◆ YOUR INSTRUCTIONS
Find the lines of data that contain the string "Users", then list them.

── AVAILABLE DATA

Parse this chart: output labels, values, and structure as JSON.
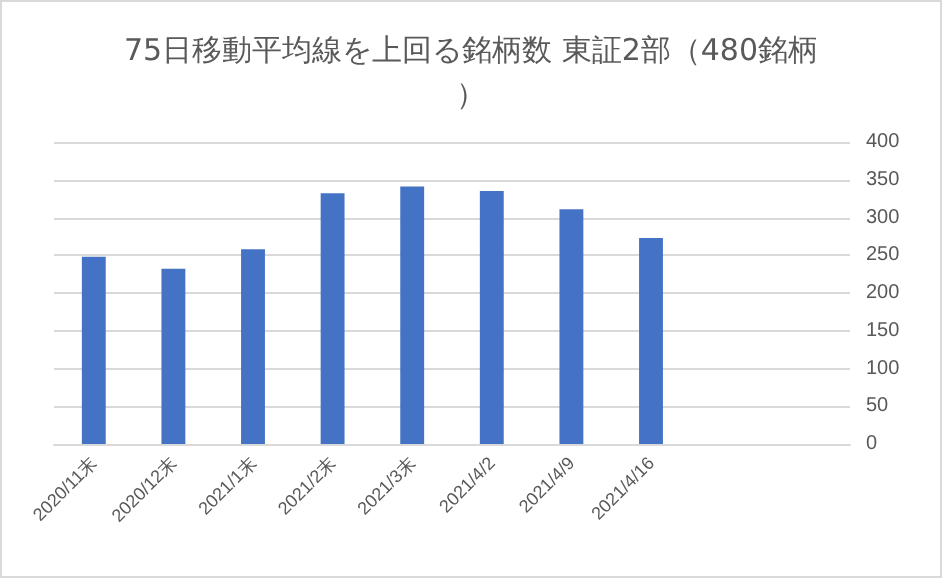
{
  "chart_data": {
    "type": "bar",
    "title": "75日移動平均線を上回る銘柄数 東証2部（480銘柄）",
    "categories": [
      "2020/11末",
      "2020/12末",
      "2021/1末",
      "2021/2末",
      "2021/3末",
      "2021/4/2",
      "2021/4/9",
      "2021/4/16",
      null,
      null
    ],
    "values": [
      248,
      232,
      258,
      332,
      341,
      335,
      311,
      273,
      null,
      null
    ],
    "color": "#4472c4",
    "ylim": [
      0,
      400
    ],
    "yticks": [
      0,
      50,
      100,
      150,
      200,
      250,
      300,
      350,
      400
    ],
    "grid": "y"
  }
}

────
── AVAILABLE DATA

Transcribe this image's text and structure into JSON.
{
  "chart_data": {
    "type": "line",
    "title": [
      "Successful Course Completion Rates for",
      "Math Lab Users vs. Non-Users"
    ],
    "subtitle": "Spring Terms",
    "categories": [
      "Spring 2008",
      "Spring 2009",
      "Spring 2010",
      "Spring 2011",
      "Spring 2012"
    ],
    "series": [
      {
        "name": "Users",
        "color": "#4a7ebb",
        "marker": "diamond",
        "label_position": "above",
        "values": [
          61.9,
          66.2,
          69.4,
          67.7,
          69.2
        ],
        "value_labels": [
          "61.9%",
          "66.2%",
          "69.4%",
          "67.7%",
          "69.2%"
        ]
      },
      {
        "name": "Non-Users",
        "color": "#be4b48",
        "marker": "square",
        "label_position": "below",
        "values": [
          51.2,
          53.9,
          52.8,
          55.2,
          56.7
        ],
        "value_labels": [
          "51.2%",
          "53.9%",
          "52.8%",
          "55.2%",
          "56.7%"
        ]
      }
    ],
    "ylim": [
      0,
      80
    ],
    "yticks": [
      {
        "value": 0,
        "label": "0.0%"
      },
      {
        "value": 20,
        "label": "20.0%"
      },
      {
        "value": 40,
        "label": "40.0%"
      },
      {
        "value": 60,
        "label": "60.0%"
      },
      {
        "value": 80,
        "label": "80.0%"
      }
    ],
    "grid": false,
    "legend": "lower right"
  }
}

────

◆ TASK RESPONSE
      "Math Lab Users vs. Non-Users"
        "name": "Users",
        "name": "Non-Users",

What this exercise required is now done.